- **Objective**
Copy out the entries in full and with complete accuracy; pictures are excluded.

- **Exercise material**
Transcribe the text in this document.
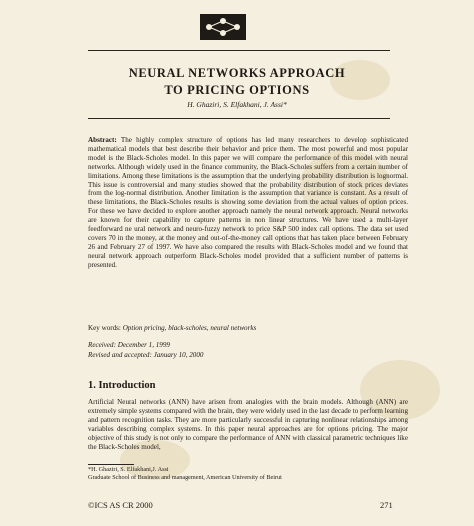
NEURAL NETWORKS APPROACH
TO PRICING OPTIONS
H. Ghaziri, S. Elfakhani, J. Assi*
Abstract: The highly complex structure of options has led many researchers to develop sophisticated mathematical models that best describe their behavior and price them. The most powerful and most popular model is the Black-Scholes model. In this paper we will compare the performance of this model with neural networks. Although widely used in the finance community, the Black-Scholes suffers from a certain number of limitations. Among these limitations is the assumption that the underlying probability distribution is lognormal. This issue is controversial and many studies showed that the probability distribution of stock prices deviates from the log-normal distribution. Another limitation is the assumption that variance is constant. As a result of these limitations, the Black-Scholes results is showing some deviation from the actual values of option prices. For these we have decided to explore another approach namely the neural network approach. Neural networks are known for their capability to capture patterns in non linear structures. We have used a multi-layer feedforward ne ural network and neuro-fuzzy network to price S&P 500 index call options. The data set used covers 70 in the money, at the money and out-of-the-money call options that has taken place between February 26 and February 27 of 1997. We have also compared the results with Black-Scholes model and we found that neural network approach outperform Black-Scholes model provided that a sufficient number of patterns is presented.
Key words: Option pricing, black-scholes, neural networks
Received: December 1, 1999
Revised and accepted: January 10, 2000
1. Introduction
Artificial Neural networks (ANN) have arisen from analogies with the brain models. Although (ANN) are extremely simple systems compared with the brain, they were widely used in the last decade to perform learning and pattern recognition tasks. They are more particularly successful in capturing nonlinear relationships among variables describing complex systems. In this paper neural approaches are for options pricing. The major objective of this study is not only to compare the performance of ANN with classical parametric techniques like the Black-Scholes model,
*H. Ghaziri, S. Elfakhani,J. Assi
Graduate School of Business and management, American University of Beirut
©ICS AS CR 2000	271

- **Output for this exercise**
Transcribe the text in this document.
NEURAL NETWORKS APPROACH
TO PRICING OPTIONS
H. Ghaziri, S. Elfakhani, J. Assi*
Abstract: The highly complex structure of options has led many researchers to develop sophisticated mathematical models that best describe their behavior and price them. The most powerful and most popular model is the Black-Scholes model. In this paper we will compare the performance of this model with neural networks. Although widely used in the finance community, the Black-Scholes suffers from a certain number of limitations. Among these limitations is the assumption that the underlying probability distribution is lognormal. This issue is controversial and many studies showed that the probability distribution of stock prices deviates from the log-normal distribution. Another limitation is the assumption that variance is constant. As a result of these limitations, the Black-Scholes results is showing some deviation from the actual values of option prices. For these we have decided to explore another approach namely the neural network approach. Neural networks are known for their capability to capture patterns in non linear structures. We have used a multi-layer feedforward ne ural network and neuro-fuzzy network to price S&P 500 index call options. The data set used covers 70 in the money, at the money and out-of-the-money call options that has taken place between February 26 and February 27 of 1997. We have also compared the results with Black-Scholes model and we found that neural network approach outperform Black-Scholes model provided that a sufficient number of patterns is presented.
Key words: Option pricing, black-scholes, neural networks
Received: December 1, 1999
Revised and accepted: January 10, 2000
1. Introduction
Artificial Neural networks (ANN) have arisen from analogies with the brain models. Although (ANN) are extremely simple systems compared with the brain, they were widely used in the last decade to perform learning and pattern recognition tasks. They are more particularly successful in capturing nonlinear relationships among variables describing complex systems. In this paper neural approaches are for options pricing. The major objective of this study is not only to compare the performance of ANN with classical parametric techniques like the Black-Scholes model,
*H. Ghaziri, S. Elfakhani,J. Assi
Graduate School of Business and management, American University of Beirut
©ICS AS CR 2000	271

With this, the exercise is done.